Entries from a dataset
--- BEGIN ---

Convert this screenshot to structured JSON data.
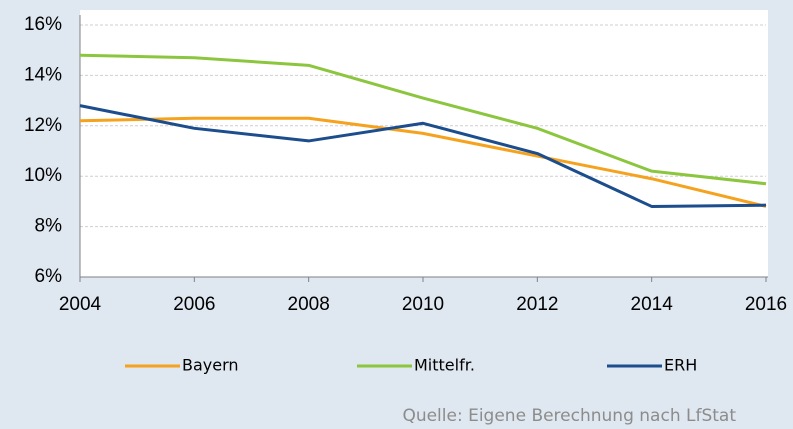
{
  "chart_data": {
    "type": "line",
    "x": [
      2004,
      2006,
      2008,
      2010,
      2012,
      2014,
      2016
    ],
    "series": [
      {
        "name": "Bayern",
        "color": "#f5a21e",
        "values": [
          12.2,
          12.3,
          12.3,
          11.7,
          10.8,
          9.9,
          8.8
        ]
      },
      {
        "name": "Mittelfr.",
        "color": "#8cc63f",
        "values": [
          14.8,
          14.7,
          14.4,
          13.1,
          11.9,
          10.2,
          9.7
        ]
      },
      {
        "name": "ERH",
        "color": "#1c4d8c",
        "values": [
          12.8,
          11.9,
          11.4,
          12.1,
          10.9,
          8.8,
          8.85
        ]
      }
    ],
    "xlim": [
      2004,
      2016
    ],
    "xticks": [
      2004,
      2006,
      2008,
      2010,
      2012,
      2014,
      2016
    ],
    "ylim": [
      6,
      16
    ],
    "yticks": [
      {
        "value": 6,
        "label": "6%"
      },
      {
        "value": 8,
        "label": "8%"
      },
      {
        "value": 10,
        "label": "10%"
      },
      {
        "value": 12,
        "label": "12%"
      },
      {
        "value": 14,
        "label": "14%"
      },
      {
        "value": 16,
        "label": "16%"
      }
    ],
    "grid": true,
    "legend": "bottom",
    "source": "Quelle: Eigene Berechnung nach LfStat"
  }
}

--- END ---
--- BEGIN ---

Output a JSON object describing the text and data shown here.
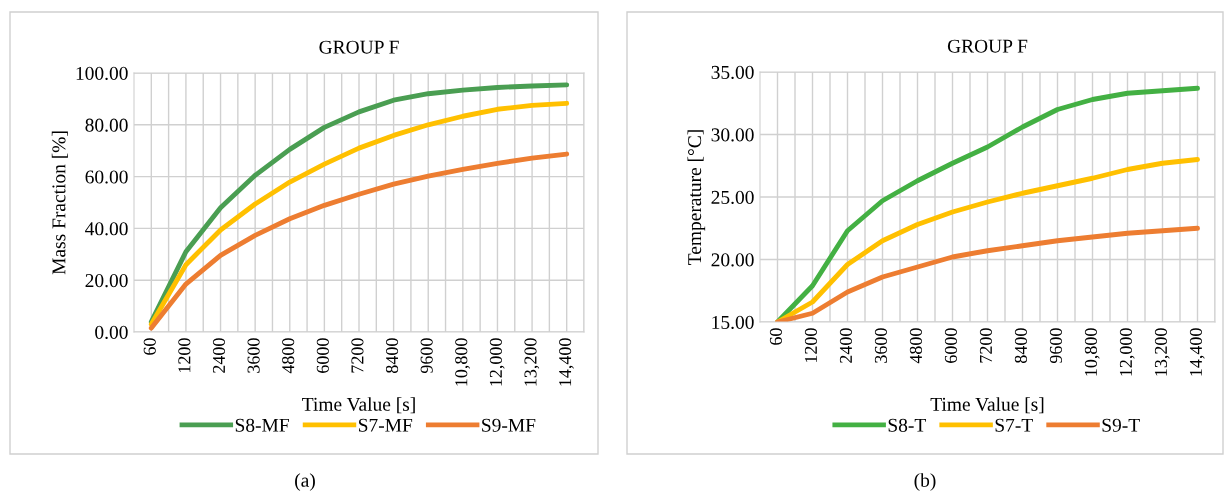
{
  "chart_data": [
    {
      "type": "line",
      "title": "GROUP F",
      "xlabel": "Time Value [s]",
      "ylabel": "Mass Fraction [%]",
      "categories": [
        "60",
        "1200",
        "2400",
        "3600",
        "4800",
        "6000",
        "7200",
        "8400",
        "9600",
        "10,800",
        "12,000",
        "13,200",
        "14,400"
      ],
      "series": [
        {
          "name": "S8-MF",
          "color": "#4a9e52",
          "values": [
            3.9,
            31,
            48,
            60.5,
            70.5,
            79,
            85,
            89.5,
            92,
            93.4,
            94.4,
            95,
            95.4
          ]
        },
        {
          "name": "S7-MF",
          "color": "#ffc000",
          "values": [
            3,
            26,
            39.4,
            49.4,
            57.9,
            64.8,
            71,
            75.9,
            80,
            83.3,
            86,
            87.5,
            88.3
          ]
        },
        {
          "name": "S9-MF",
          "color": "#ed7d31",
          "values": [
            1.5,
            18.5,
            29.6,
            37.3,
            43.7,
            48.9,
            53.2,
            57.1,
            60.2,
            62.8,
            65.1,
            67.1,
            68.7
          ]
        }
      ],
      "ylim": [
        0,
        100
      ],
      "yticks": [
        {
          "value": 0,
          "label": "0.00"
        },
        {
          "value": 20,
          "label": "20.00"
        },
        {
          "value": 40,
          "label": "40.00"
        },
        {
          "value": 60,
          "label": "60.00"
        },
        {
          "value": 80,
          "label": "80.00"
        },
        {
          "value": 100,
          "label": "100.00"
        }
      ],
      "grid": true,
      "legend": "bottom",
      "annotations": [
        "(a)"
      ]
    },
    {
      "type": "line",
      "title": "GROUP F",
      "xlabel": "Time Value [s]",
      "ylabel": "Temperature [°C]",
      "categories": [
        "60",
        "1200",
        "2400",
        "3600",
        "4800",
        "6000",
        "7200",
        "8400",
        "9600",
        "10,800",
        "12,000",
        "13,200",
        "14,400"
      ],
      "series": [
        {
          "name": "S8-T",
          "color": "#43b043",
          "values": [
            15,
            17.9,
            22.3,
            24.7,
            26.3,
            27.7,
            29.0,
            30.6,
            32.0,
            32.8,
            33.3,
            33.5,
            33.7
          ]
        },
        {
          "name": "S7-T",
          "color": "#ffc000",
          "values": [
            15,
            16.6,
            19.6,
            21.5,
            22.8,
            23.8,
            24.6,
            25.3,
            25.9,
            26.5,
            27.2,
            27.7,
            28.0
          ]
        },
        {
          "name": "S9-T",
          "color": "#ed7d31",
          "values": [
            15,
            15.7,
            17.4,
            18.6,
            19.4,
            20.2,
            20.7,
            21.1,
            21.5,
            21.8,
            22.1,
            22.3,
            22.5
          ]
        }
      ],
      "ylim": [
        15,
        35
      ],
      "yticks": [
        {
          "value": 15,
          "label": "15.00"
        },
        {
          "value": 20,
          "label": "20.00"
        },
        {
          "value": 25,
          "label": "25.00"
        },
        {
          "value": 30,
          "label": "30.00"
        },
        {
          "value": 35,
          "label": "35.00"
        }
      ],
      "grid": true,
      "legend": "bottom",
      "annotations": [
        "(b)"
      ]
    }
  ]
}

--- END ---
--- BEGIN ---

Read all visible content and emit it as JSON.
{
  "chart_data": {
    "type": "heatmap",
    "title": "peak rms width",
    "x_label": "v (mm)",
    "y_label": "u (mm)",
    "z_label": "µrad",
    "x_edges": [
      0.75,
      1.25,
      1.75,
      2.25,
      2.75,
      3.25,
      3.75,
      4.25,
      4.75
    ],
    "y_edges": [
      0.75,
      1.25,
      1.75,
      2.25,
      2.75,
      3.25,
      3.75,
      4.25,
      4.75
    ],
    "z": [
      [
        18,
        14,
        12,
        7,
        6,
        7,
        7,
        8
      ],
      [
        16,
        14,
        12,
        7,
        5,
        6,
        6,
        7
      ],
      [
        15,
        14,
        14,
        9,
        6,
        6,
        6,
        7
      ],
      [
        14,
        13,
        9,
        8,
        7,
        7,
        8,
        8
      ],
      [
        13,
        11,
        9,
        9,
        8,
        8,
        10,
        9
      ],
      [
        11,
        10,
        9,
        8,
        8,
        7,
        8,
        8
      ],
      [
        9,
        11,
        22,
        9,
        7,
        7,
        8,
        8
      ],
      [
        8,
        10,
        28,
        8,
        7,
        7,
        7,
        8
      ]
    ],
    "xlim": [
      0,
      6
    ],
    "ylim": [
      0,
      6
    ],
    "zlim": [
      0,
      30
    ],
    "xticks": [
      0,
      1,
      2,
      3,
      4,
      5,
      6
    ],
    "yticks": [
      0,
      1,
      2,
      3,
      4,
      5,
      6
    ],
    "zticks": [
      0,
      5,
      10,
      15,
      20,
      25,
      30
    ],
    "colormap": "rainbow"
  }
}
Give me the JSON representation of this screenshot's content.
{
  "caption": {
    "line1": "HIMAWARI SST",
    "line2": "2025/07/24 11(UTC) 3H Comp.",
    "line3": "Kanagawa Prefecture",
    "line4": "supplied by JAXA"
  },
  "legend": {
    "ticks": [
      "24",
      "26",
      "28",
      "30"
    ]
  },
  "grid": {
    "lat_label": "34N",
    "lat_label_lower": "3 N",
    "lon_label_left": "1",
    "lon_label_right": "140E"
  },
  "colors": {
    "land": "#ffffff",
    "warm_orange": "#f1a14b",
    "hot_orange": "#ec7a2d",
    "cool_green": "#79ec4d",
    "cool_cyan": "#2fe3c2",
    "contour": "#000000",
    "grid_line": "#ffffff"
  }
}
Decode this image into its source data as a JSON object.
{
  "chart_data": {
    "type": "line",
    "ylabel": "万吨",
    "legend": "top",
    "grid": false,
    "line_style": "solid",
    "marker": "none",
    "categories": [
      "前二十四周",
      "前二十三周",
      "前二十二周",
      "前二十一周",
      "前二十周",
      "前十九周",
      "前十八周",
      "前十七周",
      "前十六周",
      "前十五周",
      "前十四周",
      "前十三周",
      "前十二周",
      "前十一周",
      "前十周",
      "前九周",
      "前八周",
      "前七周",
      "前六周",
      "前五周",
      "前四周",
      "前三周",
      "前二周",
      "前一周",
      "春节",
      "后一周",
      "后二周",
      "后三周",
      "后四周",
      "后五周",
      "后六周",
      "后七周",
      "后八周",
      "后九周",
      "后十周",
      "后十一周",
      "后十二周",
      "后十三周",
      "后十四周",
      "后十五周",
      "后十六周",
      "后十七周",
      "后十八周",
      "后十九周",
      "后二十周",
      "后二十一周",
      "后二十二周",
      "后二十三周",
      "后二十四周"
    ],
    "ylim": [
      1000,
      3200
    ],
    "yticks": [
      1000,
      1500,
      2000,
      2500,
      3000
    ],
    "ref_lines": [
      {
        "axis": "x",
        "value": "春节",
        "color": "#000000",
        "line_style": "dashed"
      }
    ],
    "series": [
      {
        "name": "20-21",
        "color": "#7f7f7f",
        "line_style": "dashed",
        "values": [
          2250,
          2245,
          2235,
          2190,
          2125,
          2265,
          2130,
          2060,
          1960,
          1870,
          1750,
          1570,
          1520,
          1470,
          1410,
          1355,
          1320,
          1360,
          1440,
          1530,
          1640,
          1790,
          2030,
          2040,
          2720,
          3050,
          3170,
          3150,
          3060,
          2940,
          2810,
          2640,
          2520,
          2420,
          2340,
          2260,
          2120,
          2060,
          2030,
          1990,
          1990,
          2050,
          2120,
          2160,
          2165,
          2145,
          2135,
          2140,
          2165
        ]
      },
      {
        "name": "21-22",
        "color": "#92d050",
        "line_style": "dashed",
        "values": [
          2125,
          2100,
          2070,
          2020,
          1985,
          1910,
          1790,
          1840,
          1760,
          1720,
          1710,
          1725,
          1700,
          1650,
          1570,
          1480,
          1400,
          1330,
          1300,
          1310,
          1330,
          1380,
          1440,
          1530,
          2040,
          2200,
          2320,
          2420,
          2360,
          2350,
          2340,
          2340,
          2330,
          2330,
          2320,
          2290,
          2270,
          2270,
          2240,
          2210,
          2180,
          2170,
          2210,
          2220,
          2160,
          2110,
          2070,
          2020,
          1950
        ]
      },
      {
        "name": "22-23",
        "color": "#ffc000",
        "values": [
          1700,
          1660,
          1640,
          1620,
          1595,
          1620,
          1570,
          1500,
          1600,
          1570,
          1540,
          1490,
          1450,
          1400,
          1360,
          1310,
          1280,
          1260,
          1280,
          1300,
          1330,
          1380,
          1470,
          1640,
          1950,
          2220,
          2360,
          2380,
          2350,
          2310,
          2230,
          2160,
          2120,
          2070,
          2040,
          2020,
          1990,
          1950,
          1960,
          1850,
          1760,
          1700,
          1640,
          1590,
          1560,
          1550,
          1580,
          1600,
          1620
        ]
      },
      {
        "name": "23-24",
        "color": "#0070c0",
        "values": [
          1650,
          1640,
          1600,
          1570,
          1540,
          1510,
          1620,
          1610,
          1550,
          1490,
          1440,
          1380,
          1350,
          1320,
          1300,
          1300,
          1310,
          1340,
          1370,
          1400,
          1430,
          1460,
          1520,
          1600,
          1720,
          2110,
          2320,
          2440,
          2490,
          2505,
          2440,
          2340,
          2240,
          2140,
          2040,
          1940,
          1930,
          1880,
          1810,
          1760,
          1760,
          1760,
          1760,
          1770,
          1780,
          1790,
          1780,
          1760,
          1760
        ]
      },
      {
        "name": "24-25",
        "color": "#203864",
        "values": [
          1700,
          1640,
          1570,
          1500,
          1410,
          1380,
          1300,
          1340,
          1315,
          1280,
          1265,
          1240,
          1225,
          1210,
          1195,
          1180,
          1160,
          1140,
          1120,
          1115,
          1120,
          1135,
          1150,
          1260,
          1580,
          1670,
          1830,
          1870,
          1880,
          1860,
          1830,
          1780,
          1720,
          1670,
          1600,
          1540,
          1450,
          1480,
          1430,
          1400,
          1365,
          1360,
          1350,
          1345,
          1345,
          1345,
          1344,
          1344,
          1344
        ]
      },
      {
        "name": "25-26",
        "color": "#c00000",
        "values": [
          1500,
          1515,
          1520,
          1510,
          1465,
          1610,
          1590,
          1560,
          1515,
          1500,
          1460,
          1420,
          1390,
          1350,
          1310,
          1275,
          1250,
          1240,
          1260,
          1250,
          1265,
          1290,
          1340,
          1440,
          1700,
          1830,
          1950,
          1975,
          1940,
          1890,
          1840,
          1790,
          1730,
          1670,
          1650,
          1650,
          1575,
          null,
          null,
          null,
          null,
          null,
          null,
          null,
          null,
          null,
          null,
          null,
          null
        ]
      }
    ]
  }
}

--- END ---

*Your instructions*: Using the entries above, return each line in which the word "legend" occurs.

*The reply*:
    "legend": "bottom",
      "legend": "bottom",
      "legend": "bottom",
  "legend": {
    "legend": "top",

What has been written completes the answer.